**Written task**
Write the material out again, line by line, exactly as it is.

**Material for this task**
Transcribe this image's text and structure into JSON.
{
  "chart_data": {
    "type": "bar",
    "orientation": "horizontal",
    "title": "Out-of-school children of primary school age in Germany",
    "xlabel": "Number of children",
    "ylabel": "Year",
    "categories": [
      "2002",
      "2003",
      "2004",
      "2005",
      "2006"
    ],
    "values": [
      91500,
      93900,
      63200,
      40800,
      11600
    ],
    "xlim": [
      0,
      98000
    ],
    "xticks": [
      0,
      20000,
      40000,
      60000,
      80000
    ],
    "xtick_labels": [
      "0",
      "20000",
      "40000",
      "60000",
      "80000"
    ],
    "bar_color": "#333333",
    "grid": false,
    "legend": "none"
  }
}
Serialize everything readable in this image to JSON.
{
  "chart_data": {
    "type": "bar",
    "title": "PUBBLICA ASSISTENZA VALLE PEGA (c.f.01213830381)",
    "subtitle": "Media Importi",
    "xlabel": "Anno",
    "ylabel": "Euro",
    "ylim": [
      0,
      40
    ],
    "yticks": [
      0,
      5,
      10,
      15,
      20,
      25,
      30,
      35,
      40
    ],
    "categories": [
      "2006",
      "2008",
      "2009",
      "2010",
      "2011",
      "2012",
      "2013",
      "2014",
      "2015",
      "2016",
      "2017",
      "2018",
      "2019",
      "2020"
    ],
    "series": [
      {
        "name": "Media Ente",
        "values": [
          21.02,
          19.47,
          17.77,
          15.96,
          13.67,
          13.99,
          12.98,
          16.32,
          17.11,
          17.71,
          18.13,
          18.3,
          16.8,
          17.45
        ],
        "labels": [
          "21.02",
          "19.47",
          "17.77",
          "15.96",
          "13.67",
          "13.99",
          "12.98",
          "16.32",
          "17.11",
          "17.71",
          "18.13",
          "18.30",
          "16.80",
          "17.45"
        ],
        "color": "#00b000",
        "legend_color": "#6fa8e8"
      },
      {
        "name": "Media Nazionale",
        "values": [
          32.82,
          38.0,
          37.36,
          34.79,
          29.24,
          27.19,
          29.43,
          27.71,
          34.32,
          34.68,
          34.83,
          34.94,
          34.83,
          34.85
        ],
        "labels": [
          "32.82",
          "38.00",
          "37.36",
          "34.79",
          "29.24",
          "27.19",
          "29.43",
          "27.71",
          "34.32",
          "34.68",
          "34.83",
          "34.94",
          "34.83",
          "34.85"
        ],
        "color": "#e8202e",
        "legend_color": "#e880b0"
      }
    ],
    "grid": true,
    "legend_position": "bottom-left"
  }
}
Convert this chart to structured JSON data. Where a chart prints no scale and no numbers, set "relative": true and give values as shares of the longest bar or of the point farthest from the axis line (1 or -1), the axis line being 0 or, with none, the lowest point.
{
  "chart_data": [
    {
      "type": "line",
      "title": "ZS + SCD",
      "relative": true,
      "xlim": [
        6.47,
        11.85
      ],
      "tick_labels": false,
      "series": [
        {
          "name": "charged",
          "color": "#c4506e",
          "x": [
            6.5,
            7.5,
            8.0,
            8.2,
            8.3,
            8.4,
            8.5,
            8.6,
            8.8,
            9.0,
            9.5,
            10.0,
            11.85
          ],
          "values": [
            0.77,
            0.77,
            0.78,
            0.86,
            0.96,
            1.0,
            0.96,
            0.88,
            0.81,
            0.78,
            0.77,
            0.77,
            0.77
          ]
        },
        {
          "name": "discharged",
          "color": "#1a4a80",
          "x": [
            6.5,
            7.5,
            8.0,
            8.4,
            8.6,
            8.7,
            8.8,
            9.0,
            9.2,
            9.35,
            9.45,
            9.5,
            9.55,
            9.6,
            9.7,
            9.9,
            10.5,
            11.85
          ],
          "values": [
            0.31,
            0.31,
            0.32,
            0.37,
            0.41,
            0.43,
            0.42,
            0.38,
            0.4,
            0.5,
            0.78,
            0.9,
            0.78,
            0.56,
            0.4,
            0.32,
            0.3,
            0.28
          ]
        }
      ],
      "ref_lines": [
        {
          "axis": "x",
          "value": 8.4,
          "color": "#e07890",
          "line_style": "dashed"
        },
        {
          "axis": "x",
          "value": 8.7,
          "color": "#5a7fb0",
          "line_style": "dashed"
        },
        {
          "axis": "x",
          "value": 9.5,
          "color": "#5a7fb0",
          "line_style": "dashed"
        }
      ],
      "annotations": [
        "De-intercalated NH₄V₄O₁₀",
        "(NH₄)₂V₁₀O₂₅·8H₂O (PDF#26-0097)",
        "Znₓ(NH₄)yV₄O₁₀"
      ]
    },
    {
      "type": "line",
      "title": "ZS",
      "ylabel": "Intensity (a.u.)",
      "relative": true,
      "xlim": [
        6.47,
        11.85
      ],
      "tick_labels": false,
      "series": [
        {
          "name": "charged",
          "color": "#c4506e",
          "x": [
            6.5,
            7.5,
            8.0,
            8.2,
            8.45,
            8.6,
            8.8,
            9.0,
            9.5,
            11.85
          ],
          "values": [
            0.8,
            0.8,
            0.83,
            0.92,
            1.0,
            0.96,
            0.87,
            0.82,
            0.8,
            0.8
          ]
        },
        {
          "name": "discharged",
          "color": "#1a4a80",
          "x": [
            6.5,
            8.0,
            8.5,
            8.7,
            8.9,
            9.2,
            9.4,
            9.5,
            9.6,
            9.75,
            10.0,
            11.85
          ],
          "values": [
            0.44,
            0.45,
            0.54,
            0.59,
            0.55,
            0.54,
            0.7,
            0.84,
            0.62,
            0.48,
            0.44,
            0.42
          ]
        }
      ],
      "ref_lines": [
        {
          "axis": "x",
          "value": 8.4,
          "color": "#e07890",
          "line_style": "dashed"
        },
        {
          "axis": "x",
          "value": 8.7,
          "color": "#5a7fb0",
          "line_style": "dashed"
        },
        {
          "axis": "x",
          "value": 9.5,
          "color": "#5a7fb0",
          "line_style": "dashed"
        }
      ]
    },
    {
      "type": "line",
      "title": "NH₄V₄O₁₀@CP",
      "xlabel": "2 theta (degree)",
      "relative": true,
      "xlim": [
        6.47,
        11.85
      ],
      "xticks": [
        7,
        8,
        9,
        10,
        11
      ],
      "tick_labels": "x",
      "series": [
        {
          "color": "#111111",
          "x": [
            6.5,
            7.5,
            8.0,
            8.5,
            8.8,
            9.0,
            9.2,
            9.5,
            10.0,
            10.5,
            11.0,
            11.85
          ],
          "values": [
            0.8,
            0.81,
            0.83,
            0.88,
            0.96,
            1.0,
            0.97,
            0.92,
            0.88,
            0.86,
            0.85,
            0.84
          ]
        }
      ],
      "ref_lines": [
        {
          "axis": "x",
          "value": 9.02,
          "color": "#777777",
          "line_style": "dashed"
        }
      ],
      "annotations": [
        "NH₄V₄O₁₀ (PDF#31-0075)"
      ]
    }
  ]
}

**Solution to the exercise**
Transcribe this image's text and structure into JSON.
{
  "chart_data": {
    "type": "bar",
    "orientation": "horizontal",
    "title": "Out-of-school children of primary school age in Germany",
    "xlabel": "Number of children",
    "ylabel": "Year",
    "categories": [
      "2002",
      "2003",
      "2004",
      "2005",
      "2006"
    ],
    "values": [
      91500,
      93900,
      63200,
      40800,
      11600
    ],
    "xlim": [
      0,
      98000
    ],
    "xticks": [
      0,
      20000,
      40000,
      60000,
      80000
    ],
    "xtick_labels": [
      "0",
      "20000",
      "40000",
      "60000",
      "80000"
    ],
    "bar_color": "#333333",
    "grid": false,
    "legend": "none"
  }
}
Serialize everything readable in this image to JSON.
{
  "chart_data": {
    "type": "bar",
    "title": "PUBBLICA ASSISTENZA VALLE PEGA (c.f.01213830381)",
    "subtitle": "Media Importi",
    "xlabel": "Anno",
    "ylabel": "Euro",
    "ylim": [
      0,
      40
    ],
    "yticks": [
      0,
      5,
      10,
      15,
      20,
      25,
      30,
      35,
      40
    ],
    "categories": [
      "2006",
      "2008",
      "2009",
      "2010",
      "2011",
      "2012",
      "2013",
      "2014",
      "2015",
      "2016",
      "2017",
      "2018",
      "2019",
      "2020"
    ],
    "series": [
      {
        "name": "Media Ente",
        "values": [
          21.02,
          19.47,
          17.77,
          15.96,
          13.67,
          13.99,
          12.98,
          16.32,
          17.11,
          17.71,
          18.13,
          18.3,
          16.8,
          17.45
        ],
        "labels": [
          "21.02",
          "19.47",
          "17.77",
          "15.96",
          "13.67",
          "13.99",
          "12.98",
          "16.32",
          "17.11",
          "17.71",
          "18.13",
          "18.30",
          "16.80",
          "17.45"
        ],
        "color": "#00b000",
        "legend_color": "#6fa8e8"
      },
      {
        "name": "Media Nazionale",
        "values": [
          32.82,
          38.0,
          37.36,
          34.79,
          29.24,
          27.19,
          29.43,
          27.71,
          34.32,
          34.68,
          34.83,
          34.94,
          34.83,
          34.85
        ],
        "labels": [
          "32.82",
          "38.00",
          "37.36",
          "34.79",
          "29.24",
          "27.19",
          "29.43",
          "27.71",
          "34.32",
          "34.68",
          "34.83",
          "34.94",
          "34.83",
          "34.85"
        ],
        "color": "#e8202e",
        "legend_color": "#e880b0"
      }
    ],
    "grid": true,
    "legend_position": "bottom-left"
  }
}
Convert this chart to structured JSON data. Where a chart prints no scale and no numbers, set "relative": true and give values as shares of the longest bar or of the point farthest from the axis line (1 or -1), the axis line being 0 or, with none, the lowest point.
{
  "chart_data": [
    {
      "type": "line",
      "title": "ZS + SCD",
      "relative": true,
      "xlim": [
        6.47,
        11.85
      ],
      "tick_labels": false,
      "series": [
        {
          "name": "charged",
          "color": "#c4506e",
          "x": [
            6.5,
            7.5,
            8.0,
            8.2,
            8.3,
            8.4,
            8.5,
            8.6,
            8.8,
            9.0,
            9.5,
            10.0,
            11.85
          ],
          "values": [
            0.77,
            0.77,
            0.78,
            0.86,
            0.96,
            1.0,
            0.96,
            0.88,
            0.81,
            0.78,
            0.77,
            0.77,
            0.77
          ]
        },
        {
          "name": "discharged",
          "color": "#1a4a80",
          "x": [
            6.5,
            7.5,
            8.0,
            8.4,
            8.6,
            8.7,
            8.8,
            9.0,
            9.2,
            9.35,
            9.45,
            9.5,
            9.55,
            9.6,
            9.7,
            9.9,
            10.5,
            11.85
          ],
          "values": [
            0.31,
            0.31,
            0.32,
            0.37,
            0.41,
            0.43,
            0.42,
            0.38,
            0.4,
            0.5,
            0.78,
            0.9,
            0.78,
            0.56,
            0.4,
            0.32,
            0.3,
            0.28
          ]
        }
      ],
      "ref_lines": [
        {
          "axis": "x",
          "value": 8.4,
          "color": "#e07890",
          "line_style": "dashed"
        },
        {
          "axis": "x",
          "value": 8.7,
          "color": "#5a7fb0",
          "line_style": "dashed"
        },
        {
          "axis": "x",
          "value": 9.5,
          "color": "#5a7fb0",
          "line_style": "dashed"
        }
      ],
      "annotations": [
        "De-intercalated NH₄V₄O₁₀",
        "(NH₄)₂V₁₀O₂₅·8H₂O (PDF#26-0097)",
        "Znₓ(NH₄)yV₄O₁₀"
      ]
    },
    {
      "type": "line",
      "title": "ZS",
      "ylabel": "Intensity (a.u.)",
      "relative": true,
      "xlim": [
        6.47,
        11.85
      ],
      "tick_labels": false,
      "series": [
        {
          "name": "charged",
          "color": "#c4506e",
          "x": [
            6.5,
            7.5,
            8.0,
            8.2,
            8.45,
            8.6,
            8.8,
            9.0,
            9.5,
            11.85
          ],
          "values": [
            0.8,
            0.8,
            0.83,
            0.92,
            1.0,
            0.96,
            0.87,
            0.82,
            0.8,
            0.8
          ]
        },
        {
          "name": "discharged",
          "color": "#1a4a80",
          "x": [
            6.5,
            8.0,
            8.5,
            8.7,
            8.9,
            9.2,
            9.4,
            9.5,
            9.6,
            9.75,
            10.0,
            11.85
          ],
          "values": [
            0.44,
            0.45,
            0.54,
            0.59,
            0.55,
            0.54,
            0.7,
            0.84,
            0.62,
            0.48,
            0.44,
            0.42
          ]
        }
      ],
      "ref_lines": [
        {
          "axis": "x",
          "value": 8.4,
          "color": "#e07890",
          "line_style": "dashed"
        },
        {
          "axis": "x",
          "value": 8.7,
          "color": "#5a7fb0",
          "line_style": "dashed"
        },
        {
          "axis": "x",
          "value": 9.5,
          "color": "#5a7fb0",
          "line_style": "dashed"
        }
      ]
    },
    {
      "type": "line",
      "title": "NH₄V₄O₁₀@CP",
      "xlabel": "2 theta (degree)",
      "relative": true,
      "xlim": [
        6.47,
        11.85
      ],
      "xticks": [
        7,
        8,
        9,
        10,
        11
      ],
      "tick_labels": "x",
      "series": [
        {
          "color": "#111111",
          "x": [
            6.5,
            7.5,
            8.0,
            8.5,
            8.8,
            9.0,
            9.2,
            9.5,
            10.0,
            10.5,
            11.0,
            11.85
          ],
          "values": [
            0.8,
            0.81,
            0.83,
            0.88,
            0.96,
            1.0,
            0.97,
            0.92,
            0.88,
            0.86,
            0.85,
            0.84
          ]
        }
      ],
      "ref_lines": [
        {
          "axis": "x",
          "value": 9.02,
          "color": "#777777",
          "line_style": "dashed"
        }
      ],
      "annotations": [
        "NH₄V₄O₁₀ (PDF#31-0075)"
      ]
    }
  ]
}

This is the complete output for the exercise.